Reproduce all the lines exactly as they stand, apart from the pictures.
══════
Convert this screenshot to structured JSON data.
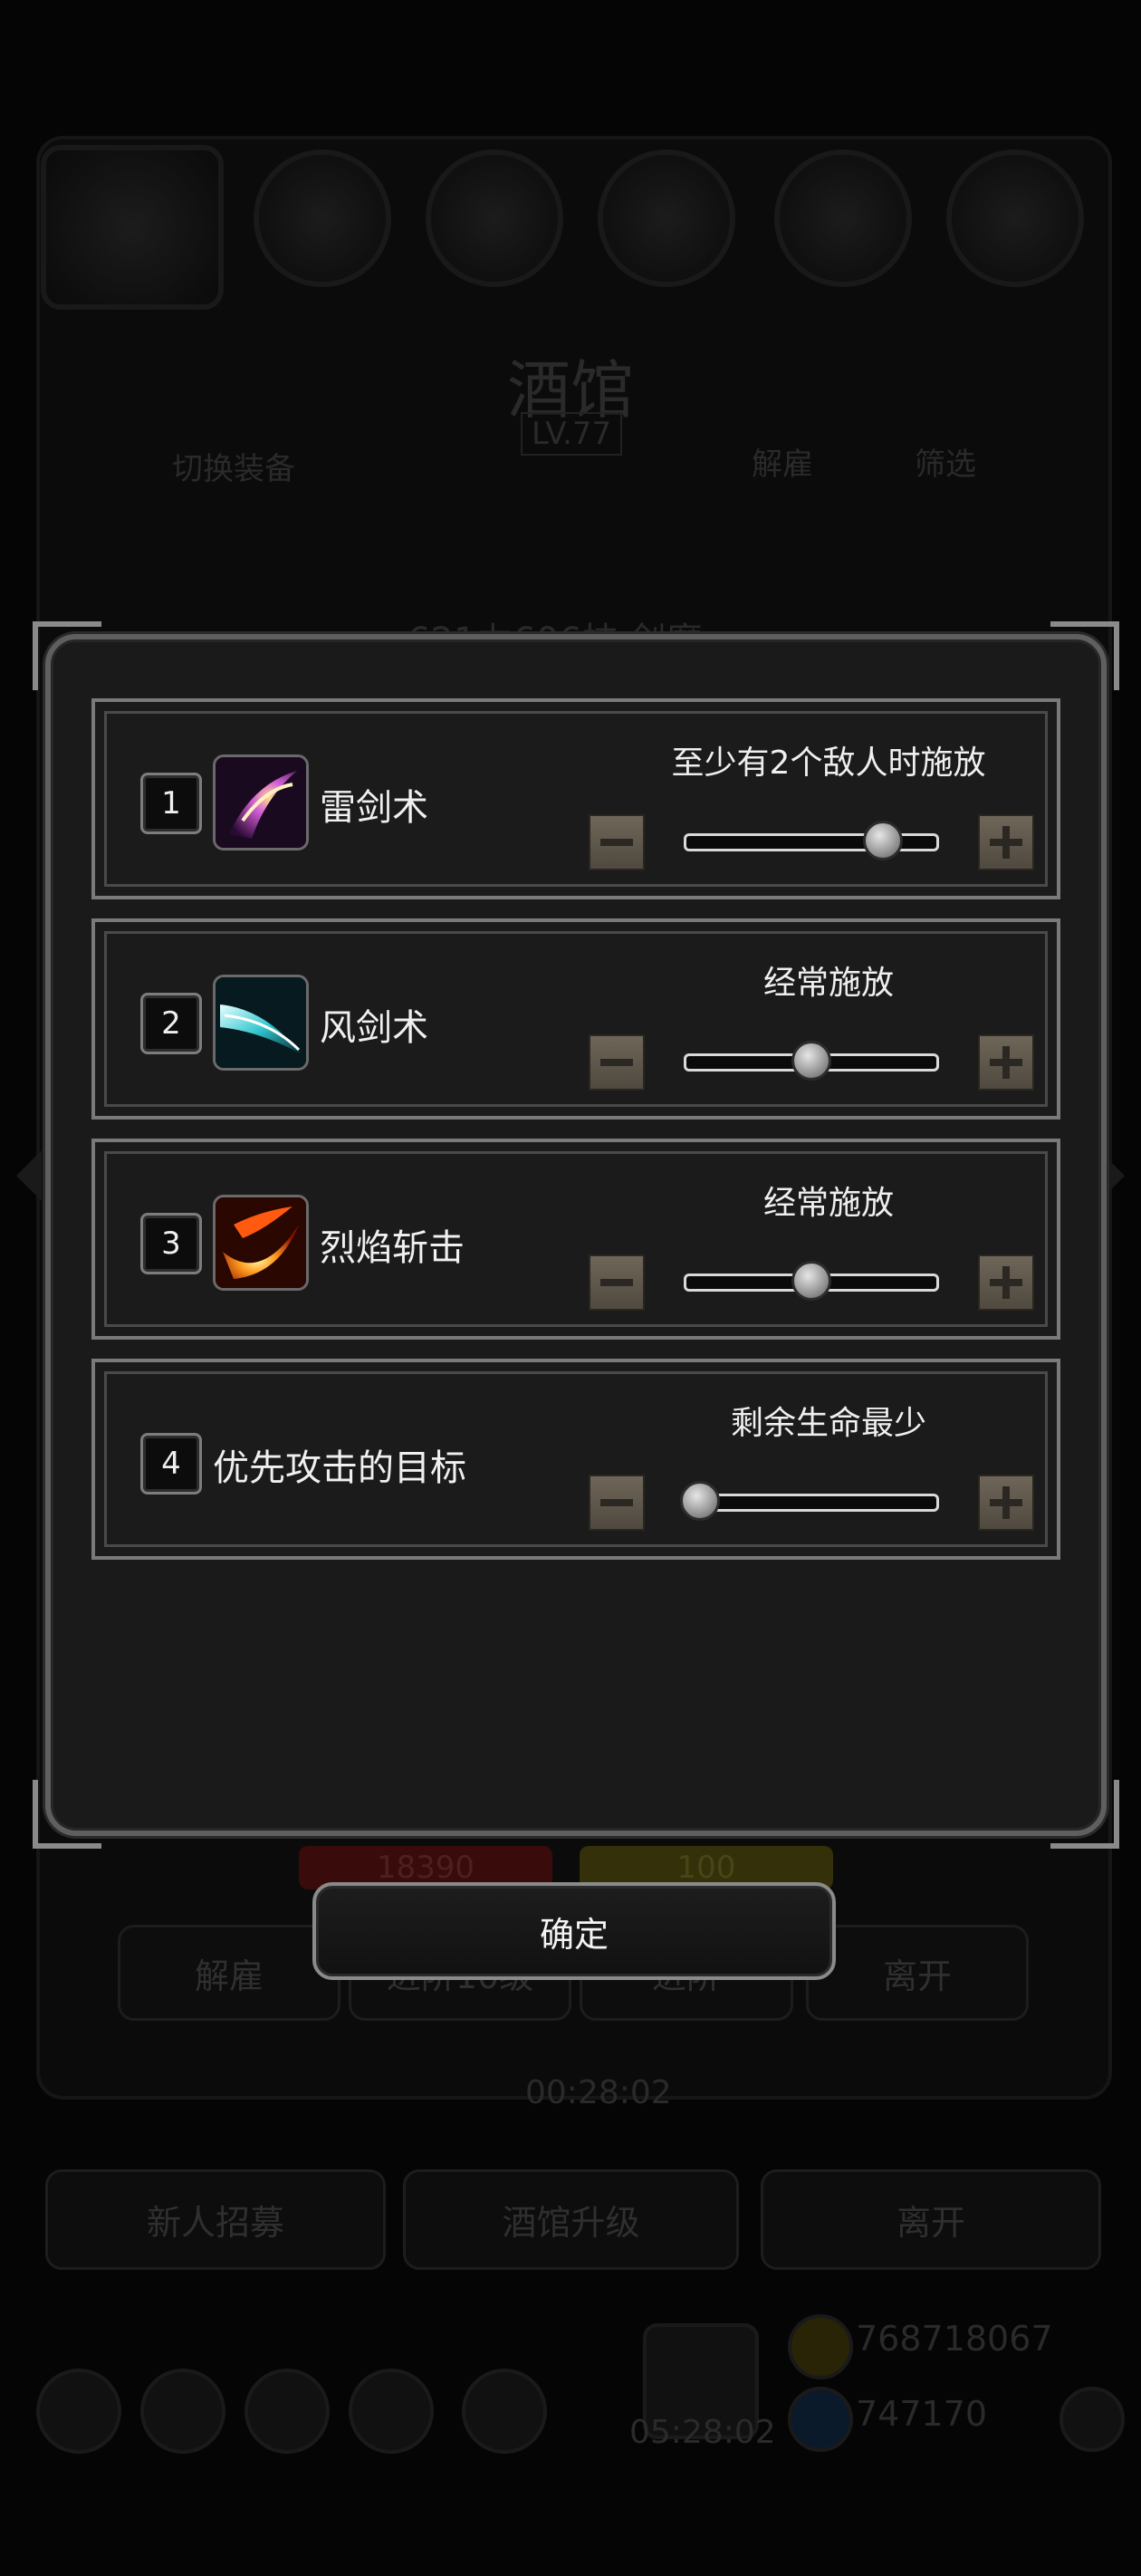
{
  "background": {
    "title": "酒馆",
    "level": "LV.77",
    "switch_label": "切换装备",
    "dismiss_top": "解雇",
    "filter_label": "筛选",
    "hero_name": "621力606技·剑魔",
    "hp_value": "18390",
    "energy_value": "100",
    "buttons": [
      "解雇",
      "进阶10级",
      "进阶",
      "离开"
    ],
    "timer1": "00:28:02",
    "bottom_buttons": [
      "新人招募",
      "酒馆升级",
      "离开"
    ],
    "gold": "768718067",
    "gems": "747170",
    "timer2": "05:28:02"
  },
  "dialog": {
    "rows": [
      {
        "num": "1",
        "name": "雷剑术",
        "mode": "至少有2个敌人时施放",
        "level": 0.82,
        "icon": "thunder-sword-icon"
      },
      {
        "num": "2",
        "name": "风剑术",
        "mode": "经常施放",
        "level": 0.5,
        "icon": "wind-sword-icon"
      },
      {
        "num": "3",
        "name": "烈焰斩击",
        "mode": "经常施放",
        "level": 0.5,
        "icon": "flame-slash-icon"
      },
      {
        "num": "4",
        "name": "优先攻击的目标",
        "mode": "剩余生命最少",
        "level": 0.0,
        "icon": ""
      }
    ],
    "confirm_label": "确定"
  },
  "colors": {
    "panel": "#1a1a1a",
    "frame": "#7a7a7a",
    "stepper": "#6e6658"
  }
}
══════
■ Final answer ■
Convert this screenshot to structured JSON data.
{
  "background": {
    "title": "酒馆",
    "level": "LV.77",
    "switch_label": "切换装备",
    "dismiss_top": "解雇",
    "filter_label": "筛选",
    "hero_name": "621力606技·剑魔",
    "hp_value": "18390",
    "energy_value": "100",
    "buttons": [
      "解雇",
      "进阶10级",
      "进阶",
      "离开"
    ],
    "timer1": "00:28:02",
    "bottom_buttons": [
      "新人招募",
      "酒馆升级",
      "离开"
    ],
    "gold": "768718067",
    "gems": "747170",
    "timer2": "05:28:02"
  },
  "dialog": {
    "rows": [
      {
        "num": "1",
        "name": "雷剑术",
        "mode": "至少有2个敌人时施放",
        "level": 0.82,
        "icon": "thunder-sword-icon"
      },
      {
        "num": "2",
        "name": "风剑术",
        "mode": "经常施放",
        "level": 0.5,
        "icon": "wind-sword-icon"
      },
      {
        "num": "3",
        "name": "烈焰斩击",
        "mode": "经常施放",
        "level": 0.5,
        "icon": "flame-slash-icon"
      },
      {
        "num": "4",
        "name": "优先攻击的目标",
        "mode": "剩余生命最少",
        "level": 0.0,
        "icon": ""
      }
    ],
    "confirm_label": "确定"
  },
  "colors": {
    "panel": "#1a1a1a",
    "frame": "#7a7a7a",
    "stepper": "#6e6658"
  }
}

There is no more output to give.